**To be done**
Produce a verbatim copy of the entries listed below.

**Provided information**
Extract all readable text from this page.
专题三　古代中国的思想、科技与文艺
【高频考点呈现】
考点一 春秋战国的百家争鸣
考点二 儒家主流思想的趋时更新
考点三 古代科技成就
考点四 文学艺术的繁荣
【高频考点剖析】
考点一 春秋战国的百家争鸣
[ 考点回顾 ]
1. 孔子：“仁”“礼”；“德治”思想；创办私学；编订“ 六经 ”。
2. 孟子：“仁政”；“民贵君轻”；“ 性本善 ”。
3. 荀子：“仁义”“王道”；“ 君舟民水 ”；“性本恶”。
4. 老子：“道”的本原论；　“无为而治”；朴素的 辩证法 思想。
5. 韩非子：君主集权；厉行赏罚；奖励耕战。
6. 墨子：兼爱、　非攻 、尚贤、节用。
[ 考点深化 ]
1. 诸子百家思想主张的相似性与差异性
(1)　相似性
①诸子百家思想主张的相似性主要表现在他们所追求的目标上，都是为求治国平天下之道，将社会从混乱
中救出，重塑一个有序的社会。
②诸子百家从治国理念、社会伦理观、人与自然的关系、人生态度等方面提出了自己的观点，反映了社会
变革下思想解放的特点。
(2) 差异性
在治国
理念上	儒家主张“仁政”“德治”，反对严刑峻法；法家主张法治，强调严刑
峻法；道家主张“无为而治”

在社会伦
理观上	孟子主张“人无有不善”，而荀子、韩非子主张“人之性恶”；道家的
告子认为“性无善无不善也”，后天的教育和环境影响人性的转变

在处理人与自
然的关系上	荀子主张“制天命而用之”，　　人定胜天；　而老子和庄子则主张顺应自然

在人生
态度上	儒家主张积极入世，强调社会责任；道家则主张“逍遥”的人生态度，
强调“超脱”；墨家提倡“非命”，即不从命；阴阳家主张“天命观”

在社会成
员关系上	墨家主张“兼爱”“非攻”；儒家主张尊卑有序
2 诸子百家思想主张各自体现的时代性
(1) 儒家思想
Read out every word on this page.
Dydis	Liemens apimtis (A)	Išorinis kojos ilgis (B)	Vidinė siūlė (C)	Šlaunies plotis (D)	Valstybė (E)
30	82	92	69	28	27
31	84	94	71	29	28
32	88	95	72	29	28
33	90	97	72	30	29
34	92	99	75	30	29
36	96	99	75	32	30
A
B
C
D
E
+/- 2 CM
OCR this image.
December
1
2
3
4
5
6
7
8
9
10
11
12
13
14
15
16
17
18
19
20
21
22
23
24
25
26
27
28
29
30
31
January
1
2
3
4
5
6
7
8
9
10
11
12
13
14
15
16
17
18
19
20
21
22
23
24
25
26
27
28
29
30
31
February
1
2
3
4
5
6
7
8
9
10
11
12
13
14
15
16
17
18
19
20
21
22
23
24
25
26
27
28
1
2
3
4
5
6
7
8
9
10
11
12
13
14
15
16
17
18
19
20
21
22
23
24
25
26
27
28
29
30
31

**Output for this exercise**
Extract all readable text from this page.
专题三　古代中国的思想、科技与文艺
【高频考点呈现】
考点一 春秋战国的百家争鸣
考点二 儒家主流思想的趋时更新
考点三 古代科技成就
考点四 文学艺术的繁荣
【高频考点剖析】
考点一 春秋战国的百家争鸣
[ 考点回顾 ]
1. 孔子：“仁”“礼”；“德治”思想；创办私学；编订“ 六经 ”。
2. 孟子：“仁政”；“民贵君轻”；“ 性本善 ”。
3. 荀子：“仁义”“王道”；“ 君舟民水 ”；“性本恶”。
4. 老子：“道”的本原论；　“无为而治”；朴素的 辩证法 思想。
5. 韩非子：君主集权；厉行赏罚；奖励耕战。
6. 墨子：兼爱、　非攻 、尚贤、节用。
[ 考点深化 ]
1. 诸子百家思想主张的相似性与差异性
(1)　相似性
①诸子百家思想主张的相似性主要表现在他们所追求的目标上，都是为求治国平天下之道，将社会从混乱
中救出，重塑一个有序的社会。
②诸子百家从治国理念、社会伦理观、人与自然的关系、人生态度等方面提出了自己的观点，反映了社会
变革下思想解放的特点。
(2) 差异性
在治国
理念上	儒家主张“仁政”“德治”，反对严刑峻法；法家主张法治，强调严刑
峻法；道家主张“无为而治”

在社会伦
理观上	孟子主张“人无有不善”，而荀子、韩非子主张“人之性恶”；道家的
告子认为“性无善无不善也”，后天的教育和环境影响人性的转变

在处理人与自
然的关系上	荀子主张“制天命而用之”，　　人定胜天；　而老子和庄子则主张顺应自然

在人生
态度上	儒家主张积极入世，强调社会责任；道家则主张“逍遥”的人生态度，
强调“超脱”；墨家提倡“非命”，即不从命；阴阳家主张“天命观”

在社会成
员关系上	墨家主张“兼爱”“非攻”；儒家主张尊卑有序
2 诸子百家思想主张各自体现的时代性
(1) 儒家思想
Read out every word on this page.
Dydis	Liemens apimtis (A)	Išorinis kojos ilgis (B)	Vidinė siūlė (C)	Šlaunies plotis (D)	Valstybė (E)
30	82	92	69	28	27
31	84	94	71	29	28
32	88	95	72	29	28
33	90	97	72	30	29
34	92	99	75	30	29
36	96	99	75	32	30
A
B
C
D
E
+/- 2 CM
OCR this image.
December
1
2
3
4
5
6
7
8
9
10
11
12
13
14
15
16
17
18
19
20
21
22
23
24
25
26
27
28
29
30
31
January
1
2
3
4
5
6
7
8
9
10
11
12
13
14
15
16
17
18
19
20
21
22
23
24
25
26
27
28
29
30
31
February
1
2
3
4
5
6
7
8
9
10
11
12
13
14
15
16
17
18
19
20
21
22
23
24
25
26
27
28
1
2
3
4
5
6
7
8
9
10
11
12
13
14
15
16
17
18
19
20
21
22
23
24
25
26
27
28
29
30
31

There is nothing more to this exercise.